Stored dataset items:
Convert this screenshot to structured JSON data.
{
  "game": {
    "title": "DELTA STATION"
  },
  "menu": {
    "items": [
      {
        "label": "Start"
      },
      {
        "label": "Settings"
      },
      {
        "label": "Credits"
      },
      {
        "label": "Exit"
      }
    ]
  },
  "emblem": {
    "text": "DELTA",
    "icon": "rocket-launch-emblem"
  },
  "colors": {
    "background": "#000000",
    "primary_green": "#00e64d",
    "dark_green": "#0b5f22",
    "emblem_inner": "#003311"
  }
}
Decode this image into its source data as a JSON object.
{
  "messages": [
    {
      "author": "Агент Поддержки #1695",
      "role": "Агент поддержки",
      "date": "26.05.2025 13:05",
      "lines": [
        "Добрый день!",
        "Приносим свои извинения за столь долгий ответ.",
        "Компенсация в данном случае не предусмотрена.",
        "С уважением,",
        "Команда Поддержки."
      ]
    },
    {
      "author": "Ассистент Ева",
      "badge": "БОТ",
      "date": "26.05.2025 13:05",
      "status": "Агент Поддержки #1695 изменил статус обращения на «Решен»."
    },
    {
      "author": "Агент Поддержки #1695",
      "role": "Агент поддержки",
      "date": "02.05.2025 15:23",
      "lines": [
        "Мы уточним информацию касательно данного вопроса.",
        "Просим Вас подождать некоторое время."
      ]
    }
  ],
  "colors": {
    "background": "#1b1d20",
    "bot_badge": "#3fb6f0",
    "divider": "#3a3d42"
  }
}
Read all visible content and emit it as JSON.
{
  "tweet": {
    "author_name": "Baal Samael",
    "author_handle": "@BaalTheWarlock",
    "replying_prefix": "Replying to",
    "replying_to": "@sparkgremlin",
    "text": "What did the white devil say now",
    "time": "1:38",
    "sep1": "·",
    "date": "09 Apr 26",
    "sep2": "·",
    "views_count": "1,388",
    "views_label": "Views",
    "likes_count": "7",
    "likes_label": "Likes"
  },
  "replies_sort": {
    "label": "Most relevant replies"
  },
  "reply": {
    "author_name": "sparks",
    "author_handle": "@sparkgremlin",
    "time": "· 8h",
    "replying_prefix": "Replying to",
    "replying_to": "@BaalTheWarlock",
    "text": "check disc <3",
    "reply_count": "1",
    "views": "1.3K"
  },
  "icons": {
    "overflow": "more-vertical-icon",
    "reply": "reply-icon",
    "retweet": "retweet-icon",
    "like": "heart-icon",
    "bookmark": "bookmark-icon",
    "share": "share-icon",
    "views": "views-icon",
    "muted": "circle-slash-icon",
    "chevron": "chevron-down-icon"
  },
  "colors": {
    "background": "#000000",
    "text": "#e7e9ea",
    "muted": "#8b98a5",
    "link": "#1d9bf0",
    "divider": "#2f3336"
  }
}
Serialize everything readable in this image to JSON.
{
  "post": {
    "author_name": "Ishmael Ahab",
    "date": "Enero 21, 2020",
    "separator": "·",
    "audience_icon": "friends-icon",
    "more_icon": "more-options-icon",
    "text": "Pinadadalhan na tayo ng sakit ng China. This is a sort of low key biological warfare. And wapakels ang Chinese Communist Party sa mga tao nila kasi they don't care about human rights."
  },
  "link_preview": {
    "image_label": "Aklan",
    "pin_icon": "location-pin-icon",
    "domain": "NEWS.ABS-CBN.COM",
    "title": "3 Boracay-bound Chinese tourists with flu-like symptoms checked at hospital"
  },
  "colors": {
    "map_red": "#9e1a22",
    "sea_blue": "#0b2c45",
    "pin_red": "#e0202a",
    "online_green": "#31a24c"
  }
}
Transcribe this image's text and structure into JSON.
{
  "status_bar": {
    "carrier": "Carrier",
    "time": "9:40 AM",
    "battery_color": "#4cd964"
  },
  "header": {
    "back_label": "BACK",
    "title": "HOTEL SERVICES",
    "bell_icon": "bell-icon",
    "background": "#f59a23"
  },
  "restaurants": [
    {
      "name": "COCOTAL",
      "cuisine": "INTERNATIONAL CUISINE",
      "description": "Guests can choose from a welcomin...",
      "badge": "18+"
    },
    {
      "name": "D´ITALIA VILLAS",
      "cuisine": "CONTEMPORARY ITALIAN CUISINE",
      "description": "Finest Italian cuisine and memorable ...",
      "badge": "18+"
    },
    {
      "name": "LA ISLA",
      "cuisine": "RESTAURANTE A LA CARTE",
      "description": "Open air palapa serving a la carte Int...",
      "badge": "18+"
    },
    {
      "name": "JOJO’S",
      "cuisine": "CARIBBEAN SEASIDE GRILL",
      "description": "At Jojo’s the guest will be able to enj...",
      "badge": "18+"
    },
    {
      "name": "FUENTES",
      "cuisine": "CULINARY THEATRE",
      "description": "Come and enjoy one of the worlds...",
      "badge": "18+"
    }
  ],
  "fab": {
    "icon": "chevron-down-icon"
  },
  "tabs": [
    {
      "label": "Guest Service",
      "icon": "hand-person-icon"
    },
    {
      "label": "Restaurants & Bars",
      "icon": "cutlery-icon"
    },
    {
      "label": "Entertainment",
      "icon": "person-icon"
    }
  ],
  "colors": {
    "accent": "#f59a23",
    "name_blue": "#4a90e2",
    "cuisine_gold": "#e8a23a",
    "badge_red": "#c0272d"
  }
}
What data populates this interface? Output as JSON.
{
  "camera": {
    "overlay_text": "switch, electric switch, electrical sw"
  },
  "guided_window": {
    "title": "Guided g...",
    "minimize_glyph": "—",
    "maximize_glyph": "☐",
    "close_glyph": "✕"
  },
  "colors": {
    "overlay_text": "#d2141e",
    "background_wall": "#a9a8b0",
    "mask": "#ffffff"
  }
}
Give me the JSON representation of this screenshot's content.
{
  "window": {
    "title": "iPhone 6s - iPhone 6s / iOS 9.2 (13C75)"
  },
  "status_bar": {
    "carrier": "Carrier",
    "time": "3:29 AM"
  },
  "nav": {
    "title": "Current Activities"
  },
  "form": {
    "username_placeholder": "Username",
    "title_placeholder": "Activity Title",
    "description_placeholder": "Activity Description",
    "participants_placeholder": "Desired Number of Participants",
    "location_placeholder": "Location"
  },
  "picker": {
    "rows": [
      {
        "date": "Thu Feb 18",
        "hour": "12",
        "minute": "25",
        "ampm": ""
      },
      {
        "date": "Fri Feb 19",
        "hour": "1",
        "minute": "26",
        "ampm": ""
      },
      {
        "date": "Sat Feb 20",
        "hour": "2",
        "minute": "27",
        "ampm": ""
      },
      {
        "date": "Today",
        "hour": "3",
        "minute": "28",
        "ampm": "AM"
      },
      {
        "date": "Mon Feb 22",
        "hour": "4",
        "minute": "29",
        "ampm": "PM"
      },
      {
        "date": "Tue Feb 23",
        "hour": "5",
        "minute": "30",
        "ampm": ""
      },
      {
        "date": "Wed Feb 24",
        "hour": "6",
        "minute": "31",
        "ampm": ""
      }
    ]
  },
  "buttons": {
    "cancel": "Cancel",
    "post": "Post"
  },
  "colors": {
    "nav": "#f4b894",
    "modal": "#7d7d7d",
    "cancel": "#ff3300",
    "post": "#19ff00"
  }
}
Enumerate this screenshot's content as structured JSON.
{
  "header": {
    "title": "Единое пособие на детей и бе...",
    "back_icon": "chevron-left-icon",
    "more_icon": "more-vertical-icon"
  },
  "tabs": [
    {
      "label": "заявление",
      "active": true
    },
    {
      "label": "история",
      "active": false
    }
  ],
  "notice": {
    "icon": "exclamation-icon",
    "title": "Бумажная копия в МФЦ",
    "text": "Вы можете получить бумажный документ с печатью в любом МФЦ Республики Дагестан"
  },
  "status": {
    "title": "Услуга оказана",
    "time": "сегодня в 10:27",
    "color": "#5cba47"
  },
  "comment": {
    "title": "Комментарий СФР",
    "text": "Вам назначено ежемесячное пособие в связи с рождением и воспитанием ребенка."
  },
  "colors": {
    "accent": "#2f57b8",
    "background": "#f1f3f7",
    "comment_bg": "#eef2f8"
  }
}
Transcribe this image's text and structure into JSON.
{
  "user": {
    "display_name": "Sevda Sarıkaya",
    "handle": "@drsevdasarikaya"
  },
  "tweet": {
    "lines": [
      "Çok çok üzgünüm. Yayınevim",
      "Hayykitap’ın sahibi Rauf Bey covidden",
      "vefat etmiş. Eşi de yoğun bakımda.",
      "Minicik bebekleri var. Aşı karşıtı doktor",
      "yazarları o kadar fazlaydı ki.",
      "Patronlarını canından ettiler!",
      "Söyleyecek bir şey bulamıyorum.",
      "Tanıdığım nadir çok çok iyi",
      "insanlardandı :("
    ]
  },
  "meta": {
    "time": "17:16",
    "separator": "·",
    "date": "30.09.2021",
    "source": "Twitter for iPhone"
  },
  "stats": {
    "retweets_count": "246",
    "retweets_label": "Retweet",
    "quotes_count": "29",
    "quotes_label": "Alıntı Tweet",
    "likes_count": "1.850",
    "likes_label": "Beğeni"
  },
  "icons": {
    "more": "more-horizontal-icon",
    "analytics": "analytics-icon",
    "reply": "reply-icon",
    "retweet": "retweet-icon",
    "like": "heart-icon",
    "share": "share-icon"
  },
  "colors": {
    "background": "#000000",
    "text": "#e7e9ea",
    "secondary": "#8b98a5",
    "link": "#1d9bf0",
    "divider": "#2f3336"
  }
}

### GIVEN INSTRUCTION
Scan the entries above. Copy each line that has the string "muted".

### RESPONSE TO THE EXERCISE
    "muted": "circle-slash-icon",
    "muted": "#8b98a5",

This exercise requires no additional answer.